## Provided data
------------------------------------------------------------
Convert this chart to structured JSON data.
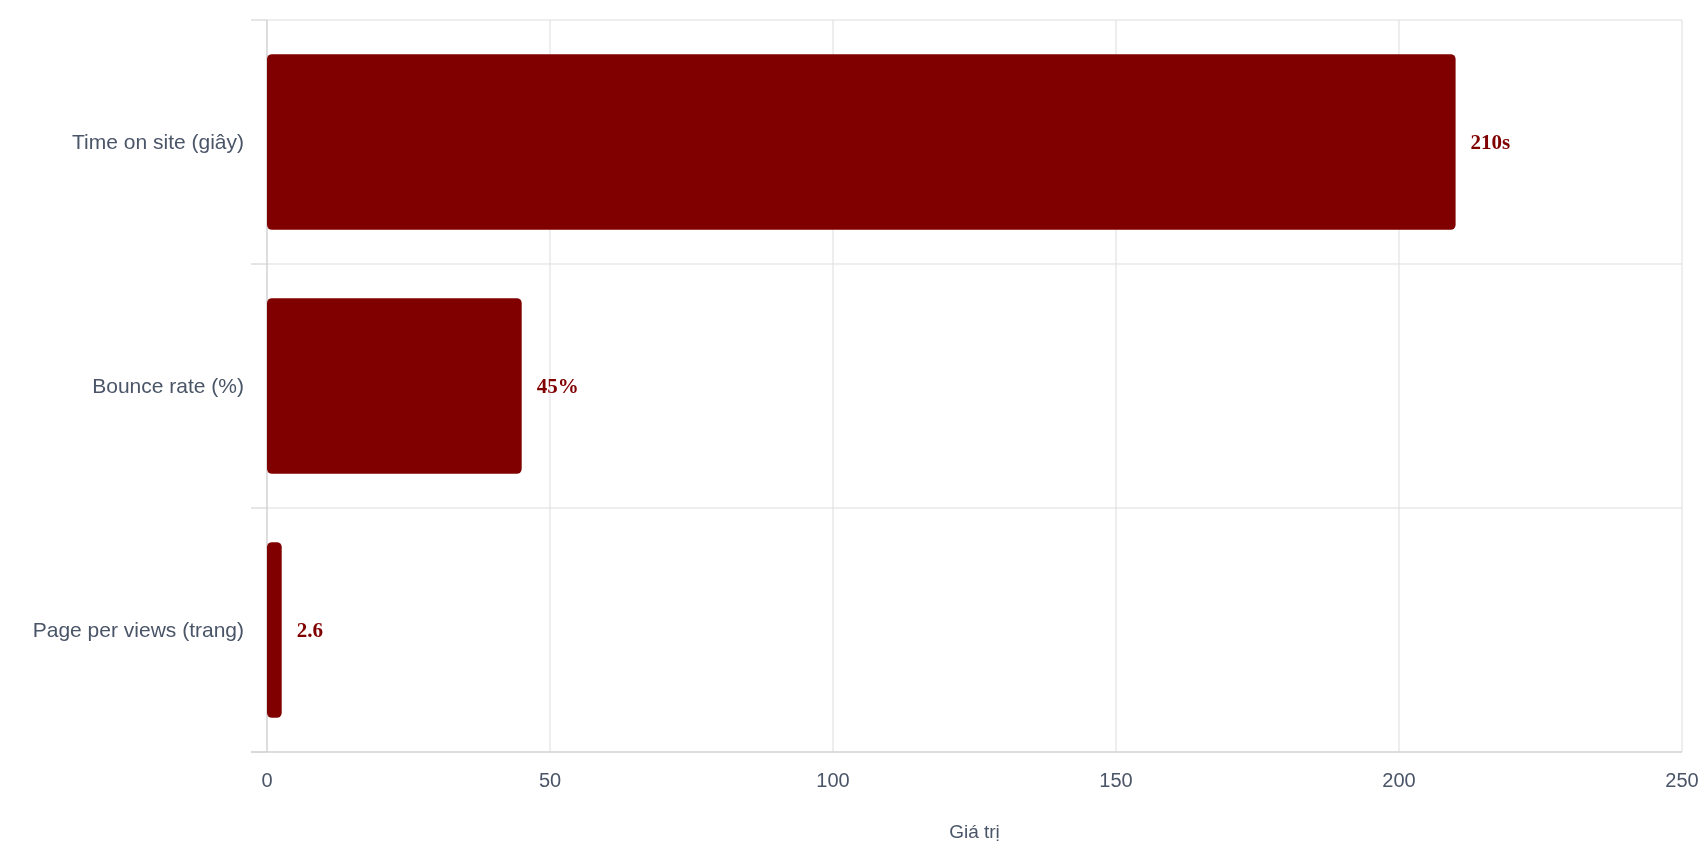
{
  "chart_data": {
    "type": "bar",
    "orientation": "horizontal",
    "xlabel": "Giá trị",
    "categories": [
      "Time on site (giây)",
      "Bounce rate (%)",
      "Page per views (trang)"
    ],
    "values": [
      210,
      45,
      2.6
    ],
    "value_labels": [
      "210s",
      "45%",
      "2.6"
    ],
    "color": "#800000",
    "xlim": [
      0,
      250
    ],
    "xticks": [
      0,
      50,
      100,
      150,
      200,
      250
    ],
    "grid": true
  }
}
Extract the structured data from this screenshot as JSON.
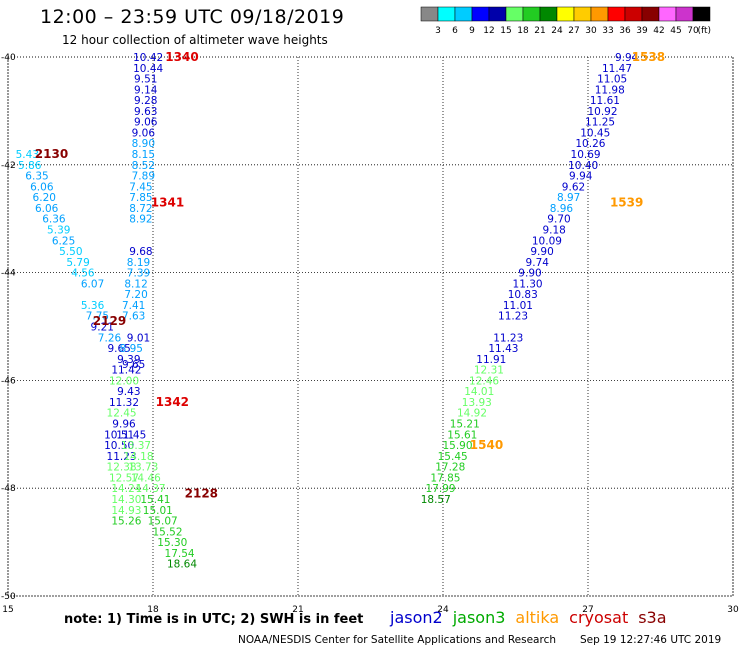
{
  "title": "12:00 – 23:59 UTC 09/18/2019",
  "subtitle": "12 hour collection of altimeter wave heights",
  "note": "note:  1) Time is in UTC;  2) SWH is in feet",
  "credit": "NOAA/NESDIS Center for Satellite Applications and Research",
  "timestamp": "Sep 19 12:27:46 UTC 2019",
  "legend": [
    {
      "name": "jason2",
      "color": "#0000cc"
    },
    {
      "name": "jason3",
      "color": "#00aa00"
    },
    {
      "name": "altika",
      "color": "#ff9900"
    },
    {
      "name": "cryosat",
      "color": "#cc0000"
    },
    {
      "name": "s3a",
      "color": "#880000"
    }
  ],
  "colorbar": {
    "unit": "(ft)",
    "labels": [
      "3",
      "6",
      "9",
      "12",
      "15",
      "18",
      "21",
      "24",
      "27",
      "30",
      "33",
      "36",
      "39",
      "42",
      "45",
      "70"
    ],
    "colors": [
      "#888888",
      "#00ffff",
      "#00ccff",
      "#0000ff",
      "#0000aa",
      "#66ff66",
      "#22cc22",
      "#008800",
      "#ffff00",
      "#ffcc00",
      "#ff9900",
      "#ff0000",
      "#cc0000",
      "#880000",
      "#ff66ff",
      "#cc33cc",
      "#000000"
    ]
  },
  "chart_data": {
    "type": "scatter",
    "xlim": [
      15,
      30
    ],
    "ylim": [
      -50,
      -40
    ],
    "xticks": [
      "15",
      "18",
      "21",
      "24",
      "27",
      "30"
    ],
    "yticks": [
      "-40",
      "-42",
      "-44",
      "-46",
      "-48",
      "-50"
    ],
    "grid": true,
    "times": [
      {
        "label": "1340",
        "x": 18.6,
        "y": -40.0,
        "color": "#dd0000"
      },
      {
        "label": "2130",
        "x": 15.9,
        "y": -41.8,
        "color": "#880000"
      },
      {
        "label": "1341",
        "x": 18.3,
        "y": -42.7,
        "color": "#dd0000"
      },
      {
        "label": "2129",
        "x": 17.1,
        "y": -44.9,
        "color": "#880000"
      },
      {
        "label": "1342",
        "x": 18.4,
        "y": -46.4,
        "color": "#dd0000"
      },
      {
        "label": "2128",
        "x": 19.0,
        "y": -48.1,
        "color": "#880000"
      },
      {
        "label": "1538",
        "x": 28.25,
        "y": -40.0,
        "color": "#ff9900"
      },
      {
        "label": "1539",
        "x": 27.8,
        "y": -42.7,
        "color": "#ff9900"
      },
      {
        "label": "1540",
        "x": 24.9,
        "y": -47.2,
        "color": "#ff9900"
      }
    ],
    "series": [
      {
        "name": "jason2",
        "points": [
          [
            "10.42",
            17.9,
            -40.0
          ],
          [
            "10.44",
            17.9,
            -40.2
          ],
          [
            "9.51",
            17.85,
            -40.4
          ],
          [
            "9.14",
            17.85,
            -40.6
          ],
          [
            "9.28",
            17.85,
            -40.8
          ],
          [
            "9.63",
            17.85,
            -41.0
          ],
          [
            "9.06",
            17.85,
            -41.2
          ],
          [
            "9.06",
            17.8,
            -41.4
          ],
          [
            "8.90",
            17.8,
            -41.6
          ],
          [
            "9.68",
            17.75,
            -43.6
          ],
          [
            "9.01",
            17.7,
            -45.2
          ],
          [
            "9.65",
            17.6,
            -45.7
          ]
        ]
      },
      {
        "name": "s3a",
        "points": [
          [
            "5.43",
            15.4,
            -41.8
          ],
          [
            "5.86",
            15.45,
            -42.0
          ],
          [
            "6.35",
            15.6,
            -42.2
          ],
          [
            "6.06",
            15.7,
            -42.4
          ],
          [
            "6.20",
            15.75,
            -42.6
          ],
          [
            "6.06",
            15.8,
            -42.8
          ],
          [
            "6.36",
            15.95,
            -43.0
          ],
          [
            "5.39",
            16.05,
            -43.2
          ],
          [
            "6.25",
            16.15,
            -43.4
          ],
          [
            "5.50",
            16.3,
            -43.6
          ],
          [
            "5.79",
            16.45,
            -43.8
          ],
          [
            "4.56",
            16.55,
            -44.0
          ],
          [
            "6.07",
            16.75,
            -44.2
          ],
          [
            "5.36",
            16.75,
            -44.6
          ],
          [
            "7.75",
            16.85,
            -44.8
          ],
          [
            "9.21",
            16.95,
            -45.0
          ],
          [
            "7.26",
            17.1,
            -45.2
          ],
          [
            "9.65",
            17.3,
            -45.4
          ],
          [
            "11.42",
            17.45,
            -45.8
          ],
          [
            "12.00",
            17.4,
            -46.0
          ],
          [
            "10.51",
            17.3,
            -47.0
          ],
          [
            "10.50",
            17.3,
            -47.2
          ],
          [
            "11.23",
            17.35,
            -47.4
          ],
          [
            "12.38",
            17.35,
            -47.6
          ],
          [
            "12.57",
            17.4,
            -47.8
          ],
          [
            "14.24",
            17.45,
            -48.0
          ],
          [
            "14.30",
            17.45,
            -48.2
          ],
          [
            "14.93",
            17.45,
            -48.4
          ],
          [
            "15.26",
            17.45,
            -48.6
          ]
        ]
      },
      {
        "name": "cryosat",
        "points": [
          [
            "8.15",
            17.8,
            -41.8
          ],
          [
            "8.52",
            17.8,
            -42.0
          ],
          [
            "7.89",
            17.8,
            -42.2
          ],
          [
            "7.45",
            17.75,
            -42.4
          ],
          [
            "7.85",
            17.75,
            -42.6
          ],
          [
            "8.72",
            17.75,
            -42.8
          ],
          [
            "8.92",
            17.75,
            -43.0
          ],
          [
            "8.19",
            17.7,
            -43.8
          ],
          [
            "7.39",
            17.7,
            -44.0
          ],
          [
            "8.12",
            17.65,
            -44.2
          ],
          [
            "7.20",
            17.65,
            -44.4
          ],
          [
            "7.41",
            17.6,
            -44.6
          ],
          [
            "7.63",
            17.6,
            -44.8
          ],
          [
            "8.95",
            17.55,
            -45.4
          ],
          [
            "9.39",
            17.5,
            -45.6
          ],
          [
            "9.43",
            17.5,
            -46.2
          ],
          [
            "9.96",
            17.4,
            -46.8
          ],
          [
            "12.45",
            17.35,
            -46.6
          ],
          [
            "11.32",
            17.4,
            -46.4
          ],
          [
            "11.45",
            17.55,
            -47.0
          ],
          [
            "13.37",
            17.65,
            -47.2
          ],
          [
            "14.18",
            17.7,
            -47.4
          ],
          [
            "13.73",
            17.8,
            -47.6
          ],
          [
            "14.46",
            17.85,
            -47.8
          ],
          [
            "14.37",
            17.95,
            -48.0
          ],
          [
            "15.41",
            18.05,
            -48.2
          ],
          [
            "15.01",
            18.1,
            -48.4
          ],
          [
            "15.07",
            18.2,
            -48.6
          ],
          [
            "15.52",
            18.3,
            -48.8
          ],
          [
            "15.30",
            18.4,
            -49.0
          ],
          [
            "17.54",
            18.55,
            -49.2
          ],
          [
            "18.64",
            18.6,
            -49.4
          ]
        ]
      },
      {
        "name": "altika",
        "points": [
          [
            "9.94",
            27.8,
            -40.0
          ],
          [
            "11.47",
            27.6,
            -40.2
          ],
          [
            "11.05",
            27.5,
            -40.4
          ],
          [
            "11.98",
            27.45,
            -40.6
          ],
          [
            "11.61",
            27.35,
            -40.8
          ],
          [
            "10.92",
            27.3,
            -41.0
          ],
          [
            "11.25",
            27.25,
            -41.2
          ],
          [
            "10.45",
            27.15,
            -41.4
          ],
          [
            "10.26",
            27.05,
            -41.6
          ],
          [
            "10.69",
            26.95,
            -41.8
          ],
          [
            "10.40",
            26.9,
            -42.0
          ],
          [
            "9.94",
            26.85,
            -42.2
          ],
          [
            "9.62",
            26.7,
            -42.4
          ],
          [
            "8.97",
            26.6,
            -42.6
          ],
          [
            "8.96",
            26.45,
            -42.8
          ],
          [
            "9.70",
            26.4,
            -43.0
          ],
          [
            "9.18",
            26.3,
            -43.2
          ],
          [
            "10.09",
            26.15,
            -43.4
          ],
          [
            "9.90",
            26.05,
            -43.6
          ],
          [
            "9.74",
            25.95,
            -43.8
          ],
          [
            "9.90",
            25.8,
            -44.0
          ],
          [
            "11.30",
            25.75,
            -44.2
          ],
          [
            "10.83",
            25.65,
            -44.4
          ],
          [
            "11.01",
            25.55,
            -44.6
          ],
          [
            "11.23",
            25.45,
            -44.8
          ],
          [
            "11.23",
            25.35,
            -45.2
          ],
          [
            "11.43",
            25.25,
            -45.4
          ],
          [
            "11.91",
            25.0,
            -45.6
          ],
          [
            "12.31",
            24.95,
            -45.8
          ],
          [
            "12.46",
            24.85,
            -46.0
          ],
          [
            "14.01",
            24.75,
            -46.2
          ],
          [
            "13.93",
            24.7,
            -46.4
          ],
          [
            "14.92",
            24.6,
            -46.6
          ],
          [
            "15.21",
            24.45,
            -46.8
          ],
          [
            "15.61",
            24.4,
            -47.0
          ],
          [
            "15.90",
            24.3,
            -47.2
          ],
          [
            "15.45",
            24.2,
            -47.4
          ],
          [
            "17.28",
            24.15,
            -47.6
          ],
          [
            "17.85",
            24.05,
            -47.8
          ],
          [
            "17.99",
            23.95,
            -48.0
          ],
          [
            "18.57",
            23.85,
            -48.2
          ]
        ]
      }
    ]
  }
}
------------------------------------------------------------
## What this task involves
Using the listing above, return all lines where the word "JSON" occurs.

## Result
Convert this chart to structured JSON data.
Extract the structured data from this screenshot as JSON.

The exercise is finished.